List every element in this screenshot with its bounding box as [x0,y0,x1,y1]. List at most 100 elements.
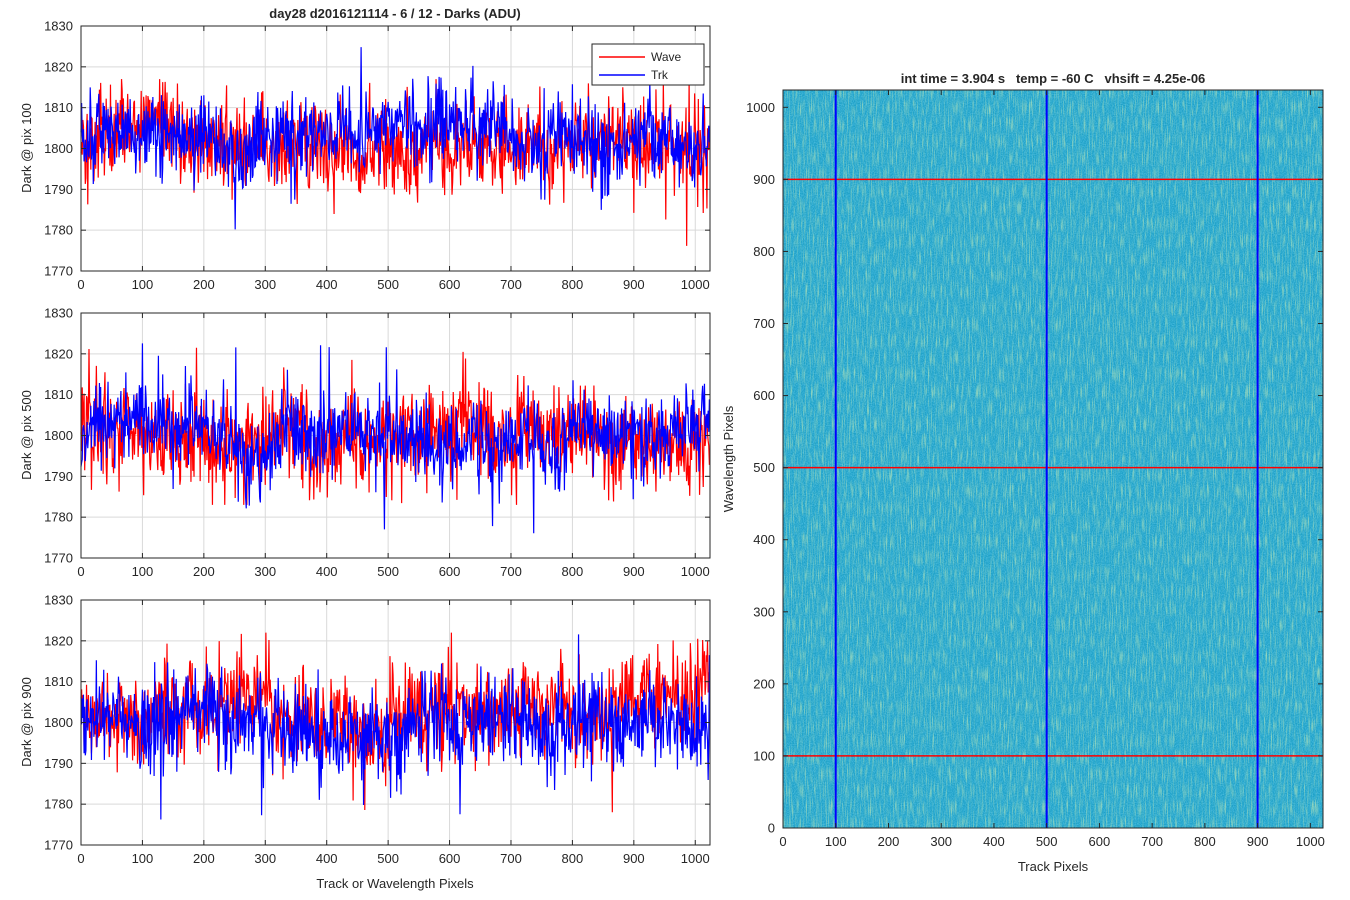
series-trk-line [80,343,710,534]
x-tick-label: 700 [500,564,522,579]
x-tick-label: 400 [316,564,338,579]
y-tick-label: 700 [753,316,775,331]
x-tick-label: 1000 [1296,834,1325,849]
x-tick-label: 1000 [681,564,710,579]
x-tick-label: 600 [439,851,461,866]
y-tick-label: 900 [753,172,775,187]
plot-pix-900: 0 100 200 300 400 500 600 700 800 900 1000 1770 1780… [19,593,711,891]
x-tick-label: 100 [132,564,154,579]
x-tick-label: 500 [377,277,399,292]
x-tick-label: 0 [779,834,786,849]
y-tick-label: 1790 [44,756,73,771]
horizontal-marker-lines [783,178,1323,757]
x-tick-label: 400 [983,834,1005,849]
heatmap-title: int time = 3.904 s temp = -60 C vhsift =… [901,71,1206,86]
panel-title: day28 d2016121114 - 6 / 12 - Darks (ADU) [269,6,520,21]
y-tick-label: 1820 [44,346,73,361]
y-tick-label: 600 [753,388,775,403]
y-tick-label: 1820 [44,59,73,74]
series-lines [80,47,710,246]
x-tick-label: 300 [930,834,952,849]
y-tick-label: 300 [753,604,775,619]
x-tick-label: 200 [193,564,215,579]
x-tick-label: 1000 [681,851,710,866]
y-tick-label: 0 [768,821,775,836]
x-tick-label: 300 [254,564,276,579]
x-tick-label: 900 [1247,834,1269,849]
x-tick-label: 700 [1141,834,1163,849]
ticks: 0 100 200 300 400 500 600 700 800 900 1000 0 100 200 3… [746,90,1325,849]
x-tick-label: 800 [562,277,584,292]
x-tick-label: 0 [77,851,84,866]
x-tick-label: 300 [254,277,276,292]
y-tick-label: 200 [753,676,775,691]
x-tick-label: 200 [193,277,215,292]
x-tick-label: 800 [1194,834,1216,849]
x-tick-label: 1000 [681,277,710,292]
y-tick-label: 1770 [44,264,73,279]
heatmap-axes-box [782,89,1324,829]
y-axis-label: Dark @ pix 100 [19,103,34,193]
y-tick-label: 1000 [746,100,775,115]
heatmap-y-axis-label: Wavelength Pixels [721,405,736,512]
y-tick-label: 1790 [44,182,73,197]
y-tick-label: 1770 [44,838,73,853]
x-tick-label: 700 [500,277,522,292]
heatmap-x-axis-label: Track Pixels [1018,859,1089,874]
y-tick-label: 100 [753,748,775,763]
x-tick-label: 900 [623,564,645,579]
x-tick-label: 100 [825,834,847,849]
y-axis-label: Dark @ pix 900 [19,677,34,767]
x-tick-label: 600 [439,564,461,579]
x-tick-label: 500 [377,851,399,866]
legend-trk-label: Trk [651,68,669,82]
plot-pix-100: 0 100 200 300 400 500 600 700 800 900 1000 1770 1780… [19,6,711,292]
y-tick-label: 400 [753,532,775,547]
x-tick-label: 600 [1089,834,1111,849]
x-tick-label: 900 [623,851,645,866]
y-tick-label: 1810 [44,674,73,689]
x-tick-label: 0 [77,564,84,579]
y-tick-label: 1800 [44,141,73,156]
x-tick-label: 800 [562,851,584,866]
x-tick-label: 100 [132,277,154,292]
x-tick-label: 400 [316,851,338,866]
ticks: 0 100 200 300 400 500 600 700 800 900 1000 1770 1780… [44,19,710,292]
legend: Wave Trk [591,43,705,86]
y-tick-label: 1780 [44,797,73,812]
ticks: 0 100 200 300 400 500 600 700 800 900 1000 1770 1780… [44,306,710,579]
y-tick-label: 1810 [44,387,73,402]
x-tick-label: 400 [316,277,338,292]
y-tick-label: 800 [753,244,775,259]
plot-pix-500: 0 100 200 300 400 500 600 700 800 900 1000 1770 1780… [19,306,711,579]
x-tick-label: 200 [193,851,215,866]
x-tick-label: 800 [562,564,584,579]
x-tick-label: 900 [623,277,645,292]
vertical-marker-lines [834,90,1259,828]
x-tick-label: 200 [878,834,900,849]
x-tick-label: 0 [77,277,84,292]
ticks: 0 100 200 300 400 500 600 700 800 900 1000 1770 1780… [44,593,710,866]
y-tick-label: 1820 [44,633,73,648]
y-tick-label: 1830 [44,19,73,34]
y-tick-label: 1810 [44,100,73,115]
x-tick-label: 500 [377,564,399,579]
series-wave-line [80,79,710,246]
heatmap-texture-streaks [783,90,1323,828]
x-tick-label: 600 [439,277,461,292]
y-axis-label: Dark @ pix 500 [19,390,34,480]
x-tick-label: 300 [254,851,276,866]
x-tick-label: 100 [132,851,154,866]
series-trk-line [80,47,710,230]
legend-wave-label: Wave [651,50,682,64]
y-tick-label: 1770 [44,551,73,566]
y-tick-label: 1830 [44,593,73,608]
legend-box [591,43,705,86]
series-trk-line [80,634,710,820]
y-tick-label: 1780 [44,223,73,238]
dark-frame-heatmap: 0 100 200 300 400 500 600 700 800 900 1000 0 100 200 3… [721,71,1325,874]
y-tick-label: 1780 [44,510,73,525]
y-tick-label: 500 [753,460,775,475]
y-tick-label: 1800 [44,715,73,730]
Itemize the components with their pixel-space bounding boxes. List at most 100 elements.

· · · ·

EXERCISE DETAILS =>
Reproduce every one of the entries above verbatim, omitting the pictures from your reply.

SOLUTION FOR THIS TASK =>
List every element in this screenshot with its bounding box as [x0,y0,x1,y1]. List at most 100 elements.
series-trk-line [80,343,710,534]
x-tick-label: 700 [500,564,522,579]
x-tick-label: 400 [316,564,338,579]
y-tick-label: 700 [753,316,775,331]
x-tick-label: 1000 [1296,834,1325,849]
x-tick-label: 1000 [681,564,710,579]
x-tick-label: 600 [439,851,461,866]
y-tick-label: 900 [753,172,775,187]
plot-pix-900: 0 100 200 300 400 500 600 700 800 900 1000 1770 1780… [19,593,711,891]
x-tick-label: 100 [132,564,154,579]
x-tick-label: 500 [377,277,399,292]
x-tick-label: 0 [779,834,786,849]
y-tick-label: 1790 [44,756,73,771]
horizontal-marker-lines [783,178,1323,757]
x-tick-label: 400 [983,834,1005,849]
heatmap-title: int time = 3.904 s temp = -60 C vhsift =… [901,71,1206,86]
panel-title: day28 d2016121114 - 6 / 12 - Darks (ADU) [269,6,520,21]
y-tick-label: 1820 [44,346,73,361]
y-tick-label: 600 [753,388,775,403]
y-tick-label: 1820 [44,59,73,74]
series-lines [80,47,710,246]
x-tick-label: 300 [930,834,952,849]
y-tick-label: 300 [753,604,775,619]
x-tick-label: 200 [193,564,215,579]
x-tick-label: 1000 [681,851,710,866]
y-tick-label: 0 [768,821,775,836]
x-tick-label: 300 [254,564,276,579]
x-tick-label: 900 [1247,834,1269,849]
x-tick-label: 700 [1141,834,1163,849]
ticks: 0 100 200 300 400 500 600 700 800 900 1000 0 100 200 3… [746,90,1325,849]
x-tick-label: 800 [562,277,584,292]
x-tick-label: 0 [77,851,84,866]
x-tick-label: 300 [254,277,276,292]
y-tick-label: 200 [753,676,775,691]
x-tick-label: 200 [193,277,215,292]
x-tick-label: 800 [1194,834,1216,849]
x-tick-label: 1000 [681,277,710,292]
y-tick-label: 1770 [44,264,73,279]
heatmap-axes-box [782,89,1324,829]
y-axis-label: Dark @ pix 100 [19,103,34,193]
y-tick-label: 1000 [746,100,775,115]
heatmap-y-axis-label: Wavelength Pixels [721,405,736,512]
y-tick-label: 1790 [44,182,73,197]
y-tick-label: 1770 [44,838,73,853]
x-tick-label: 700 [500,277,522,292]
heatmap-x-axis-label: Track Pixels [1018,859,1089,874]
y-tick-label: 100 [753,748,775,763]
x-tick-label: 900 [623,564,645,579]
x-tick-label: 100 [825,834,847,849]
y-axis-label: Dark @ pix 900 [19,677,34,767]
x-tick-label: 600 [439,564,461,579]
x-tick-label: 500 [377,851,399,866]
legend-trk-label: Trk [651,68,669,82]
plot-pix-100: 0 100 200 300 400 500 600 700 800 900 1000 1770 1780… [19,6,711,292]
y-tick-label: 400 [753,532,775,547]
x-tick-label: 600 [1089,834,1111,849]
x-tick-label: 900 [623,851,645,866]
y-tick-label: 1810 [44,674,73,689]
x-tick-label: 0 [77,564,84,579]
y-tick-label: 1800 [44,141,73,156]
x-tick-label: 800 [562,851,584,866]
x-tick-label: 100 [132,277,154,292]
x-tick-label: 400 [316,851,338,866]
ticks: 0 100 200 300 400 500 600 700 800 900 1000 1770 1780… [44,19,710,292]
legend: Wave Trk [591,43,705,86]
y-tick-label: 1780 [44,797,73,812]
ticks: 0 100 200 300 400 500 600 700 800 900 1000 1770 1780… [44,306,710,579]
y-tick-label: 1810 [44,387,73,402]
x-tick-label: 400 [316,277,338,292]
y-tick-label: 800 [753,244,775,259]
plot-pix-500: 0 100 200 300 400 500 600 700 800 900 1000 1770 1780… [19,306,711,579]
x-tick-label: 200 [193,851,215,866]
x-tick-label: 800 [562,564,584,579]
x-tick-label: 900 [623,277,645,292]
vertical-marker-lines [834,90,1259,828]
x-tick-label: 200 [878,834,900,849]
x-tick-label: 0 [77,277,84,292]
ticks: 0 100 200 300 400 500 600 700 800 900 1000 1770 1780… [44,593,710,866]
y-tick-label: 1820 [44,633,73,648]
y-tick-label: 1830 [44,19,73,34]
y-tick-label: 1810 [44,100,73,115]
x-tick-label: 500 [377,564,399,579]
series-wave-line [80,79,710,246]
heatmap-texture-streaks [783,90,1323,828]
x-tick-label: 600 [439,277,461,292]
y-axis-label: Dark @ pix 500 [19,390,34,480]
x-tick-label: 300 [254,851,276,866]
x-tick-label: 100 [132,851,154,866]
series-trk-line [80,47,710,230]
legend-wave-label: Wave [651,50,682,64]
y-tick-label: 1770 [44,551,73,566]
y-tick-label: 1830 [44,593,73,608]
legend-box [591,43,705,86]
series-trk-line [80,634,710,820]
y-tick-label: 1780 [44,223,73,238]
dark-frame-heatmap: 0 100 200 300 400 500 600 700 800 900 1000 0 100 200 3… [721,71,1325,874]
y-tick-label: 1780 [44,510,73,525]
y-tick-label: 500 [753,460,775,475]
y-tick-label: 1800 [44,715,73,730]
Itemize the components with their pixel-space bounding boxes. List at most 100 elements.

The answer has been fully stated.